* **AIM OF THE TASK**:
Tally how many lines include "error". The number is the whole answer.

* **RECORD EXCERPTS**:
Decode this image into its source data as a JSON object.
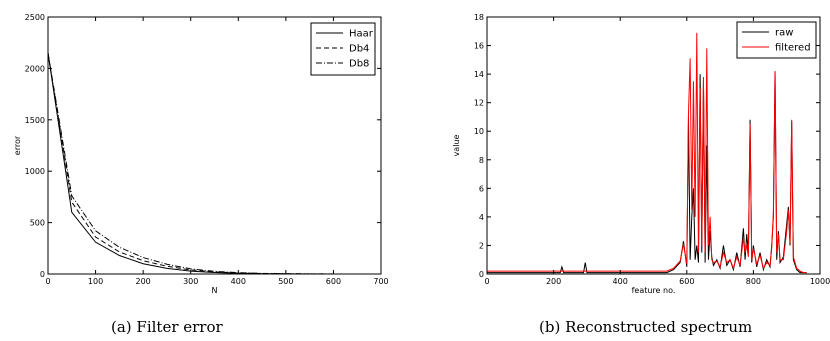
{
  "chart_data": [
    {
      "type": "line",
      "caption": "(a) Filter error",
      "xlabel": "N",
      "ylabel": "error",
      "xlim": [
        0,
        700
      ],
      "ylim": [
        0,
        2500
      ],
      "xticks": [
        "0",
        "100",
        "200",
        "300",
        "400",
        "500",
        "600",
        "700"
      ],
      "yticks": [
        "0",
        "500",
        "1000",
        "1500",
        "2000",
        "2500"
      ],
      "grid": false,
      "legend": "top-right",
      "series": [
        {
          "name": "Haar",
          "style": "solid",
          "color": "#000000",
          "x": [
            0,
            50,
            100,
            150,
            200,
            250,
            300,
            350,
            400,
            450,
            500,
            550,
            600,
            650
          ],
          "y": [
            2150,
            600,
            310,
            180,
            100,
            55,
            28,
            14,
            7,
            3,
            1,
            0.5,
            0.2,
            0
          ]
        },
        {
          "name": "Db4",
          "style": "dashed",
          "color": "#000000",
          "x": [
            0,
            50,
            100,
            150,
            200,
            250,
            300,
            350,
            400,
            450,
            500,
            550,
            600,
            650
          ],
          "y": [
            2150,
            700,
            360,
            215,
            130,
            75,
            40,
            20,
            10,
            5,
            2,
            1,
            0.4,
            0
          ]
        },
        {
          "name": "Db8",
          "style": "dashdot",
          "color": "#000000",
          "x": [
            0,
            50,
            100,
            150,
            200,
            250,
            300,
            350,
            400,
            450,
            500,
            550,
            600,
            650
          ],
          "y": [
            2150,
            760,
            420,
            260,
            160,
            95,
            50,
            26,
            13,
            6,
            3,
            1.5,
            0.5,
            0
          ]
        }
      ]
    },
    {
      "type": "line",
      "caption": "(b) Reconstructed spectrum",
      "xlabel": "feature no.",
      "ylabel": "value",
      "xlim": [
        0,
        1000
      ],
      "ylim": [
        0,
        18
      ],
      "xticks": [
        "0",
        "200",
        "400",
        "600",
        "800",
        "1000"
      ],
      "yticks": [
        "0",
        "2",
        "4",
        "6",
        "8",
        "10",
        "12",
        "14",
        "16",
        "18"
      ],
      "grid": false,
      "legend": "top-right",
      "series": [
        {
          "name": "raw",
          "color": "#000000",
          "x": [
            0,
            220,
            225,
            230,
            290,
            295,
            300,
            540,
            560,
            580,
            590,
            600,
            605,
            610,
            615,
            620,
            625,
            630,
            635,
            640,
            645,
            650,
            655,
            660,
            665,
            670,
            675,
            680,
            690,
            700,
            710,
            720,
            730,
            740,
            750,
            760,
            770,
            775,
            780,
            785,
            790,
            795,
            800,
            810,
            820,
            830,
            840,
            850,
            855,
            860,
            865,
            870,
            875,
            880,
            890,
            900,
            905,
            910,
            915,
            920,
            930,
            940,
            950,
            955,
            960
          ],
          "y": [
            0.1,
            0.1,
            0.5,
            0.1,
            0.1,
            0.8,
            0.1,
            0.1,
            0.3,
            0.8,
            2.3,
            0.5,
            11.0,
            1.0,
            4.0,
            6.0,
            1.0,
            2.0,
            0.8,
            14.0,
            1.5,
            13.5,
            0.8,
            9.0,
            1.0,
            3.0,
            1.2,
            0.6,
            1.0,
            0.4,
            2.0,
            0.6,
            1.0,
            0.3,
            1.5,
            0.5,
            3.2,
            1.0,
            2.8,
            1.5,
            10.8,
            0.8,
            2.0,
            0.5,
            1.5,
            0.3,
            1.0,
            0.5,
            2.0,
            4.0,
            14.2,
            1.0,
            3.0,
            0.8,
            1.2,
            3.5,
            4.7,
            2.0,
            10.7,
            1.0,
            0.3,
            0.1,
            0.1,
            0.1,
            0.1
          ]
        },
        {
          "name": "filtered",
          "color": "#ff0000",
          "x": [
            0,
            540,
            560,
            580,
            590,
            600,
            605,
            610,
            615,
            620,
            625,
            630,
            635,
            640,
            645,
            650,
            655,
            660,
            665,
            670,
            675,
            680,
            690,
            700,
            710,
            720,
            730,
            740,
            750,
            760,
            770,
            775,
            780,
            785,
            790,
            795,
            800,
            810,
            820,
            830,
            840,
            850,
            855,
            860,
            865,
            870,
            875,
            880,
            890,
            900,
            905,
            910,
            915,
            920,
            930,
            940,
            950,
            960
          ],
          "y": [
            0.2,
            0.2,
            0.4,
            0.9,
            2.1,
            0.7,
            11.2,
            15.1,
            4.5,
            13.5,
            4.0,
            16.9,
            1.5,
            13.0,
            2.0,
            13.8,
            1.5,
            15.8,
            2.0,
            4.0,
            1.0,
            0.8,
            0.9,
            0.5,
            1.5,
            0.8,
            1.0,
            0.4,
            1.2,
            0.6,
            2.5,
            1.5,
            2.0,
            1.2,
            10.5,
            1.0,
            1.8,
            0.7,
            1.3,
            0.4,
            0.8,
            0.6,
            1.8,
            4.3,
            14.2,
            1.5,
            2.8,
            1.0,
            1.0,
            3.0,
            4.5,
            2.2,
            10.8,
            1.2,
            0.4,
            0.2,
            0.1,
            0.1
          ]
        }
      ]
    }
  ]
}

* **EXERCISE SOLUTION**:
2